What is needed:
Copy out every line in which the string "Ihrem" occurs.

## START

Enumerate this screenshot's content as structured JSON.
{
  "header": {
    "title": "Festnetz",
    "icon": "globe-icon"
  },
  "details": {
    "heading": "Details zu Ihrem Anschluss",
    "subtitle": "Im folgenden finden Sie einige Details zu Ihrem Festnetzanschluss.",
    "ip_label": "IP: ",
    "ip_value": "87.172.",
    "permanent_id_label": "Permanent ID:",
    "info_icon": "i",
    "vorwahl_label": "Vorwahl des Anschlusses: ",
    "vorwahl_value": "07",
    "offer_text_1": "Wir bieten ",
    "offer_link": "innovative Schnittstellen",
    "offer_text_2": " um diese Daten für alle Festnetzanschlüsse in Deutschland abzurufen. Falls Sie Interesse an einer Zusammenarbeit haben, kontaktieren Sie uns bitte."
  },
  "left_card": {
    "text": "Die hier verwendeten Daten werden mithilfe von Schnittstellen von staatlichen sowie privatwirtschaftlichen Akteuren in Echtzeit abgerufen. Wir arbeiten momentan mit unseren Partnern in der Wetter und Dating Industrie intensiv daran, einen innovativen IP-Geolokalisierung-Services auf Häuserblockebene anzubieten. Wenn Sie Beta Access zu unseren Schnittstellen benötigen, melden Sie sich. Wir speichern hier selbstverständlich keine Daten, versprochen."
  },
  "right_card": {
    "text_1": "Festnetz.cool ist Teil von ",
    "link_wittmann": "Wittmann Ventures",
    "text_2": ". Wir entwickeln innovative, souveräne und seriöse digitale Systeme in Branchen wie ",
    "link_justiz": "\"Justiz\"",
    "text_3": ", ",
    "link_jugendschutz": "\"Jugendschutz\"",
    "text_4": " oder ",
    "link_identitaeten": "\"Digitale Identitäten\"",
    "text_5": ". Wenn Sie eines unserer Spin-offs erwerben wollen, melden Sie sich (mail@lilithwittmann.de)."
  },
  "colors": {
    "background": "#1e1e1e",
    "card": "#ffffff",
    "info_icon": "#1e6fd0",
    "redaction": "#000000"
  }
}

## END

Reply to the exercise:
    "heading": "Details zu Ihrem Anschluss",
    "subtitle": "Im folgenden finden Sie einige Details zu Ihrem Festnetzanschluss.",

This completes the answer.